What the task asks> Every line of the material is to be repeated exactly as it stands.

--- Start ---

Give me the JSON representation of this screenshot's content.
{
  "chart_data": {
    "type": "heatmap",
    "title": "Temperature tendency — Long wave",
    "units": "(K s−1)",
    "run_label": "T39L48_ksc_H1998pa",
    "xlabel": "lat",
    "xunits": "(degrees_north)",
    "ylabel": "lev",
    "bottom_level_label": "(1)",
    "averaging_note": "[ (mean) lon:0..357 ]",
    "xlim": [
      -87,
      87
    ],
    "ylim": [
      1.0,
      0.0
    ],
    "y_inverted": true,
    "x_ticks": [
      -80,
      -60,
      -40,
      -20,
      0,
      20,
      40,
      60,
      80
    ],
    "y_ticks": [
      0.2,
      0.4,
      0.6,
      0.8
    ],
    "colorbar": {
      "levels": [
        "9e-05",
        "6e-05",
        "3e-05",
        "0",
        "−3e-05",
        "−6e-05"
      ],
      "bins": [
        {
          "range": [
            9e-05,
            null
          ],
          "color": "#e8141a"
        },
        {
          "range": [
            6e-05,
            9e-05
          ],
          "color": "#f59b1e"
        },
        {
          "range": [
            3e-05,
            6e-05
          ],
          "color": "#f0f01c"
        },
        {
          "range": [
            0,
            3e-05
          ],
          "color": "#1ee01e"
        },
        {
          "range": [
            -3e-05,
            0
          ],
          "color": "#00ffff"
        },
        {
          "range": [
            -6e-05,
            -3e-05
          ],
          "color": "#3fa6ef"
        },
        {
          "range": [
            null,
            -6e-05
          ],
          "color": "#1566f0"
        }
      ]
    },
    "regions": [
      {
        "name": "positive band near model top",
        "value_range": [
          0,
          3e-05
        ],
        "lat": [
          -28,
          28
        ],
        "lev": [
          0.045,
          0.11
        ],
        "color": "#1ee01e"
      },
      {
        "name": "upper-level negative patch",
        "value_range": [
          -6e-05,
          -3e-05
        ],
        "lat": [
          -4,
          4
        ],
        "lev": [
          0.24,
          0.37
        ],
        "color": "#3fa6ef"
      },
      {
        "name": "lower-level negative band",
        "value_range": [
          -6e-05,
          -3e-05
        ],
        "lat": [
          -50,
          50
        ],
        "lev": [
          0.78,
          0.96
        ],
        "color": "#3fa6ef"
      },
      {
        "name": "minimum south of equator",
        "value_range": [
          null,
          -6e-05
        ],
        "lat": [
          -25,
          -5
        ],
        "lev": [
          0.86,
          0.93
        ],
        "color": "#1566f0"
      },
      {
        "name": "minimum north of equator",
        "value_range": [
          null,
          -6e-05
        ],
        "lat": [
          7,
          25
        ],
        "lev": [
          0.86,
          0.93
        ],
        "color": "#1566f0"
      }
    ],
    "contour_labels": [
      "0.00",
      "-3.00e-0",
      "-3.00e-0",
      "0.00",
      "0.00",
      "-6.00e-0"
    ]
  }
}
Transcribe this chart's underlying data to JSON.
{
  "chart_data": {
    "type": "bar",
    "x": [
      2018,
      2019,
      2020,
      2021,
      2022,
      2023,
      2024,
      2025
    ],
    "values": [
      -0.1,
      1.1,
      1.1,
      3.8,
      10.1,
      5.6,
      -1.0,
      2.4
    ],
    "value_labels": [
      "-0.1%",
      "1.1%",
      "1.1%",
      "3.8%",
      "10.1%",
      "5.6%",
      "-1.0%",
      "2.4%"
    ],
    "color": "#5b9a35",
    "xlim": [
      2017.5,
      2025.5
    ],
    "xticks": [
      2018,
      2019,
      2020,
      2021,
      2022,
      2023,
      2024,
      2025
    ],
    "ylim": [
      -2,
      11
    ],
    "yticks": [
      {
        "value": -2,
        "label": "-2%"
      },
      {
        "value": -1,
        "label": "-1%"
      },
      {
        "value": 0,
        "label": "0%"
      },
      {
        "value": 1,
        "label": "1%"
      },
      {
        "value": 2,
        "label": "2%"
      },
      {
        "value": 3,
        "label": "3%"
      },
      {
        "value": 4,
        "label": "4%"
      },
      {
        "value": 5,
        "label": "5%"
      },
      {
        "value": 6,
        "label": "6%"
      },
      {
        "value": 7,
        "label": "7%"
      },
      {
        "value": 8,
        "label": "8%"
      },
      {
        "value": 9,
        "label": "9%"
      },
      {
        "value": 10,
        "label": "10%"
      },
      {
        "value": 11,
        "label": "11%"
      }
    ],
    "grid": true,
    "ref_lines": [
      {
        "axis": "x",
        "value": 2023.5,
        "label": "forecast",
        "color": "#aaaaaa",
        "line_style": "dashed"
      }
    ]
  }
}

--- End ---

Task output>
Give me the JSON representation of this screenshot's content.
{
  "chart_data": {
    "type": "heatmap",
    "title": "Temperature tendency — Long wave",
    "units": "(K s−1)",
    "run_label": "T39L48_ksc_H1998pa",
    "xlabel": "lat",
    "xunits": "(degrees_north)",
    "ylabel": "lev",
    "bottom_level_label": "(1)",
    "averaging_note": "[ (mean) lon:0..357 ]",
    "xlim": [
      -87,
      87
    ],
    "ylim": [
      1.0,
      0.0
    ],
    "y_inverted": true,
    "x_ticks": [
      -80,
      -60,
      -40,
      -20,
      0,
      20,
      40,
      60,
      80
    ],
    "y_ticks": [
      0.2,
      0.4,
      0.6,
      0.8
    ],
    "colorbar": {
      "levels": [
        "9e-05",
        "6e-05",
        "3e-05",
        "0",
        "−3e-05",
        "−6e-05"
      ],
      "bins": [
        {
          "range": [
            9e-05,
            null
          ],
          "color": "#e8141a"
        },
        {
          "range": [
            6e-05,
            9e-05
          ],
          "color": "#f59b1e"
        },
        {
          "range": [
            3e-05,
            6e-05
          ],
          "color": "#f0f01c"
        },
        {
          "range": [
            0,
            3e-05
          ],
          "color": "#1ee01e"
        },
        {
          "range": [
            -3e-05,
            0
          ],
          "color": "#00ffff"
        },
        {
          "range": [
            -6e-05,
            -3e-05
          ],
          "color": "#3fa6ef"
        },
        {
          "range": [
            null,
            -6e-05
          ],
          "color": "#1566f0"
        }
      ]
    },
    "regions": [
      {
        "name": "positive band near model top",
        "value_range": [
          0,
          3e-05
        ],
        "lat": [
          -28,
          28
        ],
        "lev": [
          0.045,
          0.11
        ],
        "color": "#1ee01e"
      },
      {
        "name": "upper-level negative patch",
        "value_range": [
          -6e-05,
          -3e-05
        ],
        "lat": [
          -4,
          4
        ],
        "lev": [
          0.24,
          0.37
        ],
        "color": "#3fa6ef"
      },
      {
        "name": "lower-level negative band",
        "value_range": [
          -6e-05,
          -3e-05
        ],
        "lat": [
          -50,
          50
        ],
        "lev": [
          0.78,
          0.96
        ],
        "color": "#3fa6ef"
      },
      {
        "name": "minimum south of equator",
        "value_range": [
          null,
          -6e-05
        ],
        "lat": [
          -25,
          -5
        ],
        "lev": [
          0.86,
          0.93
        ],
        "color": "#1566f0"
      },
      {
        "name": "minimum north of equator",
        "value_range": [
          null,
          -6e-05
        ],
        "lat": [
          7,
          25
        ],
        "lev": [
          0.86,
          0.93
        ],
        "color": "#1566f0"
      }
    ],
    "contour_labels": [
      "0.00",
      "-3.00e-0",
      "-3.00e-0",
      "0.00",
      "0.00",
      "-6.00e-0"
    ]
  }
}
Transcribe this chart's underlying data to JSON.
{
  "chart_data": {
    "type": "bar",
    "x": [
      2018,
      2019,
      2020,
      2021,
      2022,
      2023,
      2024,
      2025
    ],
    "values": [
      -0.1,
      1.1,
      1.1,
      3.8,
      10.1,
      5.6,
      -1.0,
      2.4
    ],
    "value_labels": [
      "-0.1%",
      "1.1%",
      "1.1%",
      "3.8%",
      "10.1%",
      "5.6%",
      "-1.0%",
      "2.4%"
    ],
    "color": "#5b9a35",
    "xlim": [
      2017.5,
      2025.5
    ],
    "xticks": [
      2018,
      2019,
      2020,
      2021,
      2022,
      2023,
      2024,
      2025
    ],
    "ylim": [
      -2,
      11
    ],
    "yticks": [
      {
        "value": -2,
        "label": "-2%"
      },
      {
        "value": -1,
        "label": "-1%"
      },
      {
        "value": 0,
        "label": "0%"
      },
      {
        "value": 1,
        "label": "1%"
      },
      {
        "value": 2,
        "label": "2%"
      },
      {
        "value": 3,
        "label": "3%"
      },
      {
        "value": 4,
        "label": "4%"
      },
      {
        "value": 5,
        "label": "5%"
      },
      {
        "value": 6,
        "label": "6%"
      },
      {
        "value": 7,
        "label": "7%"
      },
      {
        "value": 8,
        "label": "8%"
      },
      {
        "value": 9,
        "label": "9%"
      },
      {
        "value": 10,
        "label": "10%"
      },
      {
        "value": 11,
        "label": "11%"
      }
    ],
    "grid": true,
    "ref_lines": [
      {
        "axis": "x",
        "value": 2023.5,
        "label": "forecast",
        "color": "#aaaaaa",
        "line_style": "dashed"
      }
    ]
  }
}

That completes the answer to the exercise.